**What you have to do:**
Copy out every record below exactly as written, but leave out any pictures.

--------------------------------------------------

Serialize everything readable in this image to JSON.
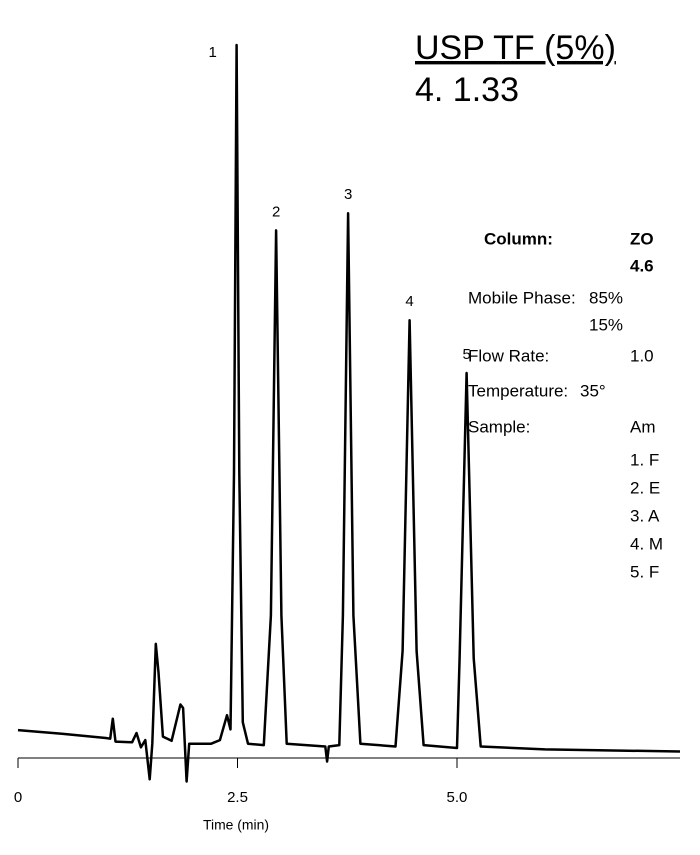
{
  "chart_data": {
    "type": "line",
    "header": {
      "title": "USP TF (5%)",
      "result": "4.  1.33",
      "color": "#333399"
    },
    "conditions": [
      {
        "label": "Column:",
        "lines": [
          "ZO",
          "4.6"
        ],
        "bold": true
      },
      {
        "label": "Mobile Phase:",
        "lines": [
          "85%",
          "15%"
        ]
      },
      {
        "label": "Flow Rate:",
        "lines": [
          "1.0"
        ]
      },
      {
        "label": "Temperature:",
        "lines": [
          "35°"
        ]
      },
      {
        "label": "Sample:",
        "lines": [
          "Am",
          "1. F",
          "2. E",
          "3. A",
          "4. M",
          "5. F"
        ]
      }
    ],
    "xlabel": "Time (min)",
    "xlim": [
      0,
      7.54
    ],
    "xticks": [
      0,
      2.5,
      {
        "value": 5,
        "label": "5.0"
      }
    ],
    "ylim": [
      -5,
      100
    ],
    "color": "#000000",
    "x": [
      0,
      0.5,
      1.0,
      1.05,
      1.08,
      1.11,
      1.3,
      1.35,
      1.4,
      1.45,
      1.5,
      1.53,
      1.57,
      1.6,
      1.65,
      1.75,
      1.85,
      1.88,
      1.92,
      1.95,
      2.2,
      2.3,
      2.38,
      2.42,
      2.46,
      2.49,
      2.52,
      2.56,
      2.62,
      2.8,
      2.88,
      2.94,
      3.0,
      3.06,
      3.5,
      3.52,
      3.54,
      3.66,
      3.7,
      3.76,
      3.82,
      3.9,
      4.3,
      4.38,
      4.46,
      4.54,
      4.62,
      5.0,
      5.03,
      5.11,
      5.19,
      5.27,
      6.0,
      7.54
    ],
    "values": [
      3.9,
      3.4,
      2.8,
      2.7,
      5.5,
      2.3,
      2.2,
      3.5,
      1.5,
      2.5,
      -3,
      2,
      16,
      12,
      3,
      2.4,
      7.5,
      7,
      -3.3,
      2,
      2.0,
      2.5,
      6,
      4,
      40,
      100,
      40,
      5,
      2,
      1.8,
      20,
      74,
      20,
      2,
      1.6,
      -0.5,
      1.6,
      1.8,
      20,
      76.4,
      20,
      2,
      1.6,
      15,
      61.4,
      15,
      1.8,
      1.4,
      14,
      54,
      14,
      1.6,
      1.2,
      0.9
    ],
    "peaks": [
      {
        "label": "1",
        "x": 2.49,
        "y": 100
      },
      {
        "label": "2",
        "x": 2.94,
        "y": 74
      },
      {
        "label": "3",
        "x": 3.76,
        "y": 76.4
      },
      {
        "label": "4",
        "x": 4.46,
        "y": 61.4
      },
      {
        "label": "5",
        "x": 5.11,
        "y": 54
      }
    ]
  }
}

--------------------------------------------------

**Output for this exercise:**
Serialize everything readable in this image to JSON.
{
  "chart_data": {
    "type": "line",
    "header": {
      "title": "USP TF (5%)",
      "result": "4.  1.33",
      "color": "#333399"
    },
    "conditions": [
      {
        "label": "Column:",
        "lines": [
          "ZO",
          "4.6"
        ],
        "bold": true
      },
      {
        "label": "Mobile Phase:",
        "lines": [
          "85%",
          "15%"
        ]
      },
      {
        "label": "Flow Rate:",
        "lines": [
          "1.0"
        ]
      },
      {
        "label": "Temperature:",
        "lines": [
          "35°"
        ]
      },
      {
        "label": "Sample:",
        "lines": [
          "Am",
          "1. F",
          "2. E",
          "3. A",
          "4. M",
          "5. F"
        ]
      }
    ],
    "xlabel": "Time (min)",
    "xlim": [
      0,
      7.54
    ],
    "xticks": [
      0,
      2.5,
      {
        "value": 5,
        "label": "5.0"
      }
    ],
    "ylim": [
      -5,
      100
    ],
    "color": "#000000",
    "x": [
      0,
      0.5,
      1.0,
      1.05,
      1.08,
      1.11,
      1.3,
      1.35,
      1.4,
      1.45,
      1.5,
      1.53,
      1.57,
      1.6,
      1.65,
      1.75,
      1.85,
      1.88,
      1.92,
      1.95,
      2.2,
      2.3,
      2.38,
      2.42,
      2.46,
      2.49,
      2.52,
      2.56,
      2.62,
      2.8,
      2.88,
      2.94,
      3.0,
      3.06,
      3.5,
      3.52,
      3.54,
      3.66,
      3.7,
      3.76,
      3.82,
      3.9,
      4.3,
      4.38,
      4.46,
      4.54,
      4.62,
      5.0,
      5.03,
      5.11,
      5.19,
      5.27,
      6.0,
      7.54
    ],
    "values": [
      3.9,
      3.4,
      2.8,
      2.7,
      5.5,
      2.3,
      2.2,
      3.5,
      1.5,
      2.5,
      -3,
      2,
      16,
      12,
      3,
      2.4,
      7.5,
      7,
      -3.3,
      2,
      2.0,
      2.5,
      6,
      4,
      40,
      100,
      40,
      5,
      2,
      1.8,
      20,
      74,
      20,
      2,
      1.6,
      -0.5,
      1.6,
      1.8,
      20,
      76.4,
      20,
      2,
      1.6,
      15,
      61.4,
      15,
      1.8,
      1.4,
      14,
      54,
      14,
      1.6,
      1.2,
      0.9
    ],
    "peaks": [
      {
        "label": "1",
        "x": 2.49,
        "y": 100
      },
      {
        "label": "2",
        "x": 2.94,
        "y": 74
      },
      {
        "label": "3",
        "x": 3.76,
        "y": 76.4
      },
      {
        "label": "4",
        "x": 4.46,
        "y": 61.4
      },
      {
        "label": "5",
        "x": 5.11,
        "y": 54
      }
    ]
  }
}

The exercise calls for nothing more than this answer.